▸ **EXERCISE**: Check every line in the records below for the word "MARIA" and report how many have it, nothing more.

+ + +

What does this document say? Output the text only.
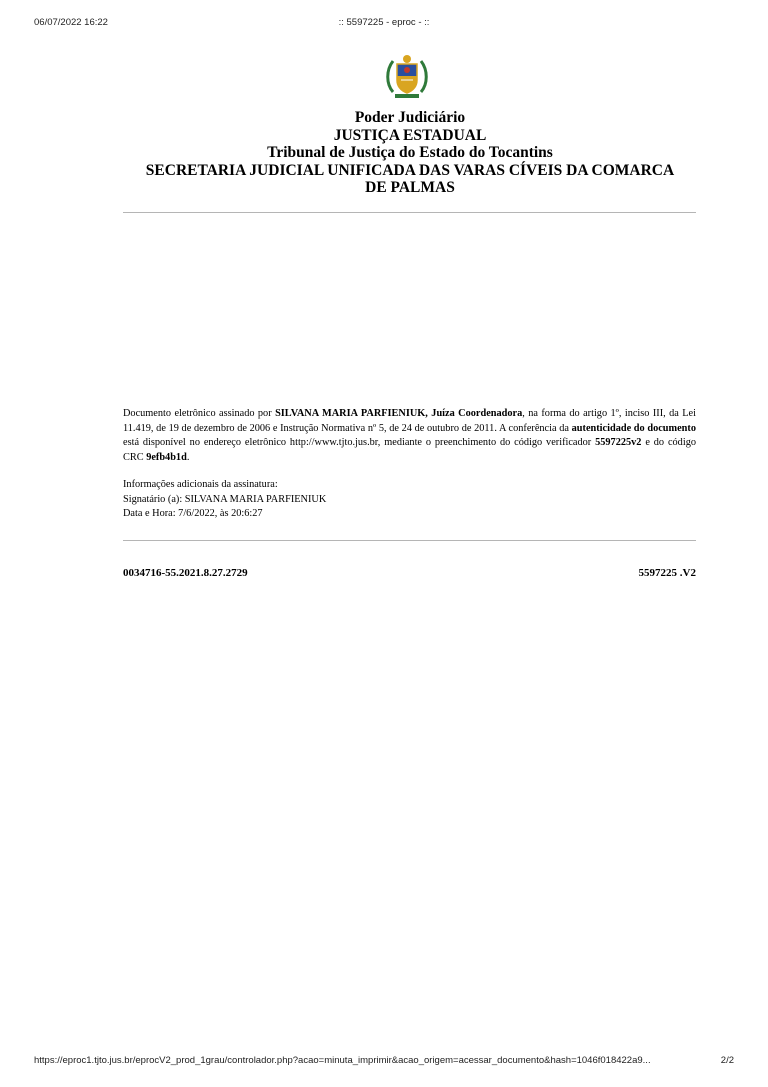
06/07/2022 16:22	:: 5597225 - eproc - ::
Poder Judiciário
JUSTIÇA ESTADUAL
Tribunal de Justiça do Estado do Tocantins
SECRETARIA JUDICIAL UNIFICADA DAS VARAS CÍVEIS DA COMARCA
DE PALMAS
Documento eletrônico assinado por SILVANA MARIA PARFIENIUK, Juíza Coordenadora, na forma do artigo 1º, inciso III, da Lei 11.419, de 19 de dezembro de 2006 e Instrução Normativa nº 5, de 24 de outubro de 2011. A conferência da autenticidade do documento está disponível no endereço eletrônico http://www.tjto.jus.br, mediante o preenchimento do código verificador 5597225v2 e do código CRC 9efb4b1d.
Informações adicionais da assinatura:
Signatário (a): SILVANA MARIA PARFIENIUK
Data e Hora: 7/6/2022, às 20:6:27
0034716-55.2021.8.27.2729	5597225 .V2
https://eproc1.tjto.jus.br/eprocV2_prod_1grau/controlador.php?acao=minuta_imprimir&acao_origem=acessar_documento&hash=1046f018422a9...	2/2
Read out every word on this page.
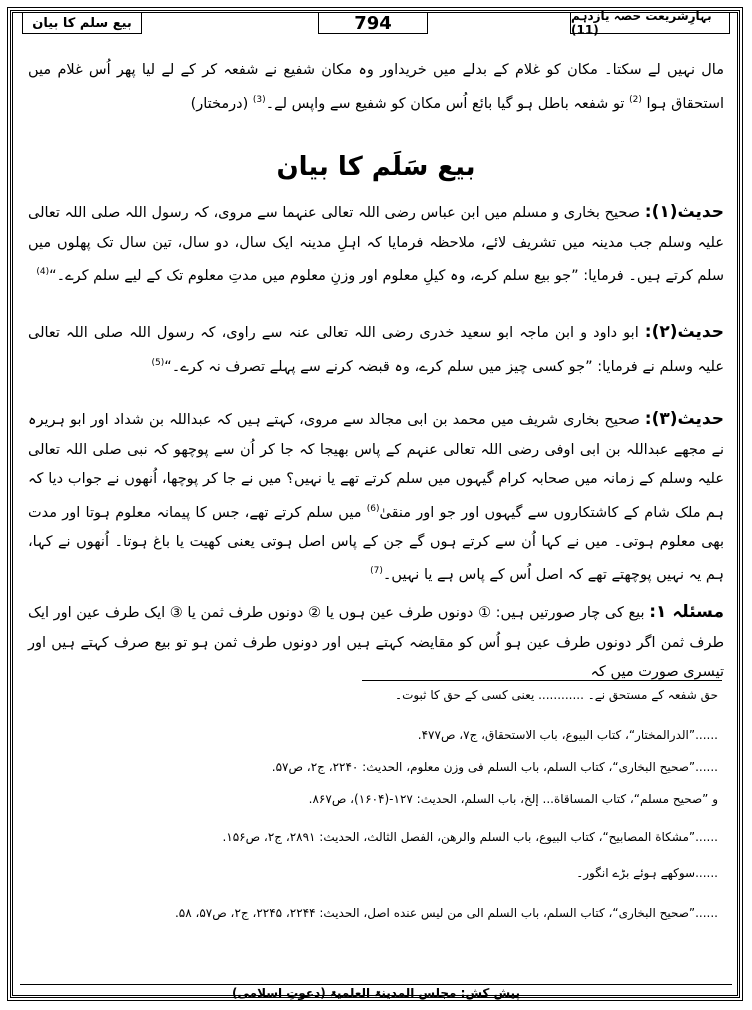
بیع سلم کا بیان	794	بہارِشریعت حصہ یازدہم (11)
مال نہیں لے سکتا۔ مکان کو غلام کے بدلے میں خریداور وہ مکان شفیع نے شفعہ کر کے لے لیا پھر اُس غلام میں استحقاق ہوا $^{(2)}$ تو شفعہ باطل ہو گیا بائع اُس مکان کو شفیع سے واپس لے۔$^{(3)}$ (درمختار)
بیع سَلَم کا بیان
حدیث(۱): صحیح بخاری و مسلم میں ابن عباس رضی اللہ تعالی عنہما سے مروی، کہ رسول اللہ صلی اللہ تعالی علیہ وسلم جب مدینہ میں تشریف لائے، ملاحظہ فرمایا کہ اہلِ مدینہ ایک سال، دو سال، تین سال تک پھلوں میں سلم کرتے ہیں۔ فرمایا: ”جو بیع سلم کرے، وہ کیلِ معلوم اور وزنِ معلوم میں مدتِ معلوم تک کے لیے سلم کرے۔“$^{(4)}$
حدیث(۲): ابو داود و ابن ماجہ ابو سعید خدری رضی اللہ تعالی عنہ سے راوی، کہ رسول اللہ صلی اللہ تعالی علیہ وسلم نے فرمایا: ”جو کسی چیز میں سلم کرے، وہ قبضہ کرنے سے پہلے تصرف نہ کرے۔“$^{(5)}$
حدیث(۳): صحیح بخاری شریف میں محمد بن ابی مجالد سے مروی، کہتے ہیں کہ عبداللہ بن شداد اور ابو ہریرہ نے مجھے عبداللہ بن ابی اوفی رضی اللہ تعالی عنہم کے پاس بھیجا کہ جا کر اُن سے پوچھو کہ نبی صلی اللہ تعالی علیہ وسلم کے زمانہ میں صحابہ کرام گیہوں میں سلم کرتے تھے یا نہیں؟ میں نے جا کر پوچھا، اُنھوں نے جواب دیا کہ ہم ملک شام کے کاشتکاروں سے گیہوں اور جو اور منقیٰ$^{(6)}$ میں سلم کرتے تھے، جس کا پیمانہ معلوم ہوتا اور مدت بھی معلوم ہوتی۔ میں نے کہا اُن سے کرتے ہوں گے جن کے پاس اصل ہوتی یعنی کھیت یا باغ ہوتا۔ اُنھوں نے کہا، ہم یہ نہیں پوچھتے تھے کہ اصل اُس کے پاس ہے یا نہیں۔$^{(7)}$
مسئلہ ۱: بیع کی چار صورتیں ہیں: ① دونوں طرف عین ہوں یا ② دونوں طرف ثمن یا ③ ایک طرف عین اور ایک طرف ثمن اگر دونوں طرف عین ہو اُس کو مقایضہ کہتے ہیں اور دونوں طرف ثمن ہو تو بیع صرف کہتے ہیں اور تیسری صورت میں کہ
حق شفعہ کے مستحق نے۔ ............ یعنی کسی کے حق کا ثبوت۔
......”الدرالمختار“، کتاب البیوع، باب الاستحقاق، ج۷، ص۴۷۷.
......”صحیح البخاری“، کتاب السلم، باب السلم فی وزن معلوم، الحدیث: ۲۲۴۰، ج۲، ص۵۷.
و ”صحیح مسلم“، کتاب المساقاة... إلخ، باب السلم، الحدیث: ۱۲۷-(۱۶۰۴)، ص۸۶۷.
......”مشکاة المصابیح“، کتاب البیوع، باب السلم والرهن، الفصل الثالث، الحدیث: ۲۸۹۱، ج۲، ص۱۵۶.
......سوکھے ہوئے بڑے انگور۔
......”صحیح البخاری“، کتاب السلم، باب السلم الی من لیس عنده اصل، الحدیث: ۲۲۴۴، ۲۲۴۵، ج۲، ص۵۷، ۵۸.
پیش کش: مجلس المدینۃ العلمیۃ (دعوتِ اسلامی)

+ + +

▸ **EXERCISE SOLUTION**: 2